▶ **GOAL**: Reproduce the data below in full and exclude every picture.
========
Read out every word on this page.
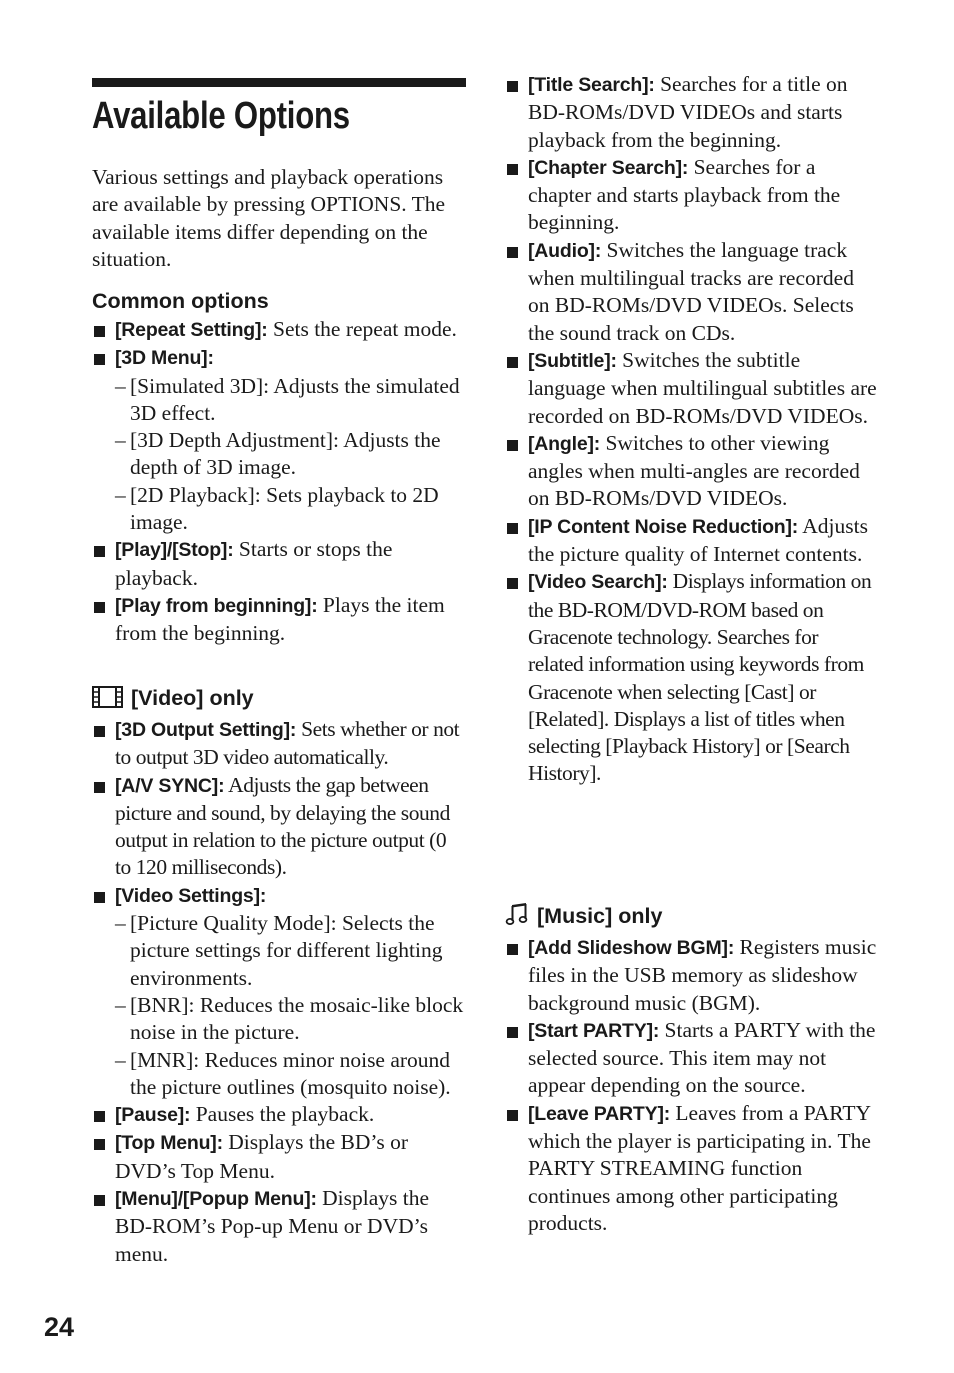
Available Options

Various settings and playback operations are available by pressing OPTIONS. The available items differ depending on the situation.

Common options
[Repeat Setting]: Sets the repeat mode.
[3D Menu]:
– [Simulated 3D]: Adjusts the simulated 3D effect.
– [3D Depth Adjustment]: Adjusts the depth of 3D image.
– [2D Playback]: Sets playback to 2D image.
[Play]/[Stop]: Starts or stops the playback.
[Play from beginning]: Plays the item from the beginning.
[Video] only
[3D Output Setting]: Sets whether or not to output 3D video automatically.
[A/V SYNC]: Adjusts the gap between picture and sound, by delaying the sound output in relation to the picture output (0 to 120 milliseconds).
[Video Settings]:
– [Picture Quality Mode]: Selects the picture settings for different lighting environments.
– [BNR]: Reduces the mosaic-like block noise in the picture.
– [MNR]: Reduces minor noise around the picture outlines (mosquito noise).
[Pause]: Pauses the playback.
[Top Menu]: Displays the BD’s or DVD’s Top Menu.
[Menu]/[Popup Menu]: Displays the BD-ROM’s Pop-up Menu or DVD’s menu.
[Title Search]: Searches for a title on BD-ROMs/DVD VIDEOs and starts playback from the beginning.
[Chapter Search]: Searches for a chapter and starts playback from the beginning.
[Audio]: Switches the language track when multilingual tracks are recorded on BD-ROMs/DVD VIDEOs. Selects the sound track on CDs.
[Subtitle]: Switches the subtitle language when multilingual subtitles are recorded on BD-ROMs/DVD VIDEOs.
[Angle]: Switches to other viewing angles when multi-angles are recorded on BD-ROMs/DVD VIDEOs.
[IP Content Noise Reduction]: Adjusts the picture quality of Internet contents.
[Video Search]: Displays information on the BD-ROM/DVD-ROM based on Gracenote technology. Searches for related information using keywords from Gracenote when selecting [Cast] or [Related]. Displays a list of titles when selecting [Playback History] or [Search History].
[Music] only
[Add Slideshow BGM]: Registers music files in the USB memory as slideshow background music (BGM).
[Start PARTY]: Starts a PARTY with the selected source. This item may not appear depending on the source.
[Leave PARTY]: Leaves from a PARTY which the player is participating in. The PARTY STREAMING function continues among other participating products.

24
========
▶ **EXERCISE ANSWER**:
Read out every word on this page.
Available Options

Various settings and playback operations are available by pressing OPTIONS. The available items differ depending on the situation.

Common options
[Repeat Setting]: Sets the repeat mode.
[3D Menu]:
– [Simulated 3D]: Adjusts the simulated 3D effect.
– [3D Depth Adjustment]: Adjusts the depth of 3D image.
– [2D Playback]: Sets playback to 2D image.
[Play]/[Stop]: Starts or stops the playback.
[Play from beginning]: Plays the item from the beginning.
[Video] only
[3D Output Setting]: Sets whether or not to output 3D video automatically.
[A/V SYNC]: Adjusts the gap between picture and sound, by delaying the sound output in relation to the picture output (0 to 120 milliseconds).
[Video Settings]:
– [Picture Quality Mode]: Selects the picture settings for different lighting environments.
– [BNR]: Reduces the mosaic-like block noise in the picture.
– [MNR]: Reduces minor noise around the picture outlines (mosquito noise).
[Pause]: Pauses the playback.
[Top Menu]: Displays the BD’s or DVD’s Top Menu.
[Menu]/[Popup Menu]: Displays the BD-ROM’s Pop-up Menu or DVD’s menu.
[Title Search]: Searches for a title on BD-ROMs/DVD VIDEOs and starts playback from the beginning.
[Chapter Search]: Searches for a chapter and starts playback from the beginning.
[Audio]: Switches the language track when multilingual tracks are recorded on BD-ROMs/DVD VIDEOs. Selects the sound track on CDs.
[Subtitle]: Switches the subtitle language when multilingual subtitles are recorded on BD-ROMs/DVD VIDEOs.
[Angle]: Switches to other viewing angles when multi-angles are recorded on BD-ROMs/DVD VIDEOs.
[IP Content Noise Reduction]: Adjusts the picture quality of Internet contents.
[Video Search]: Displays information on the BD-ROM/DVD-ROM based on Gracenote technology. Searches for related information using keywords from Gracenote when selecting [Cast] or [Related]. Displays a list of titles when selecting [Playback History] or [Search History].
[Music] only
[Add Slideshow BGM]: Registers music files in the USB memory as slideshow background music (BGM).
[Start PARTY]: Starts a PARTY with the selected source. This item may not appear depending on the source.
[Leave PARTY]: Leaves from a PARTY which the player is participating in. The PARTY STREAMING function continues among other participating products.

24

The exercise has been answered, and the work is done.